[BEGIN Provided records]

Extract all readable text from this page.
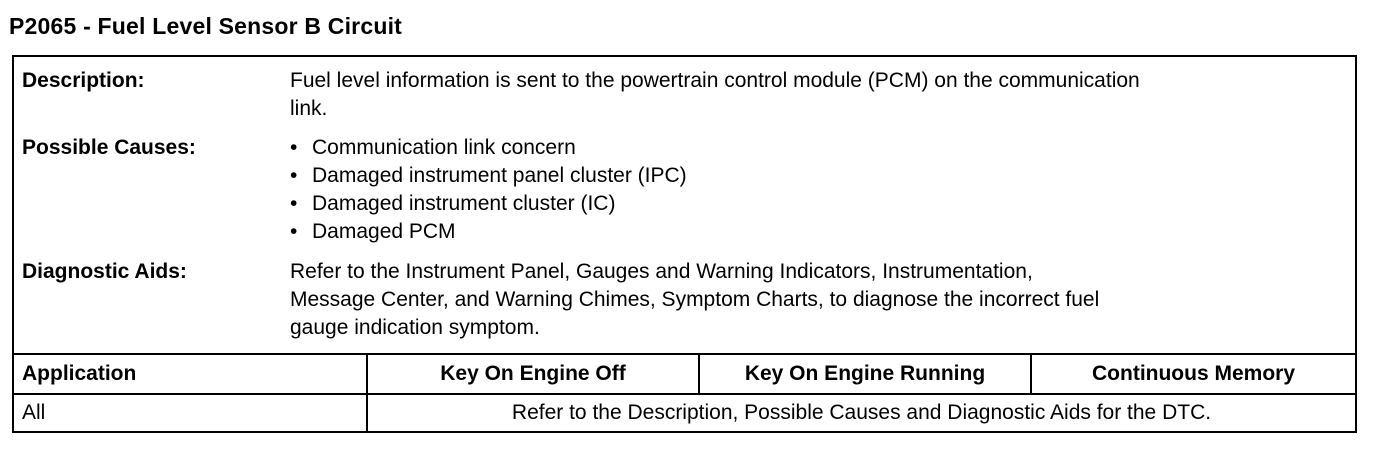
P2065 - Fuel Level Sensor B Circuit
Description:	Fuel level information is sent to the powertrain control module (PCM) on the communication
link.
Possible Causes:	• Communication link concern
• Damaged instrument panel cluster (IPC)
• Damaged instrument cluster (IC)
• Damaged PCM
Diagnostic Aids:	Refer to the Instrument Panel, Gauges and Warning Indicators, Instrumentation,
Message Center, and Warning Chimes, Symptom Charts, to diagnose the incorrect fuel
gauge indication symptom.
Application	Key On Engine Off	Key On Engine Running	Continuous Memory
All	Refer to the Description, Possible Causes and Diagnostic Aids for the DTC.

[END Provided records]

:: What you should do ::
Each line with the string "Warning" in it needs to be found and copied.

:: The output ::
Diagnostic Aids:	Refer to the Instrument Panel, Gauges and Warning Indicators, Instrumentation,
Message Center, and Warning Chimes, Symptom Charts, to diagnose the incorrect fuel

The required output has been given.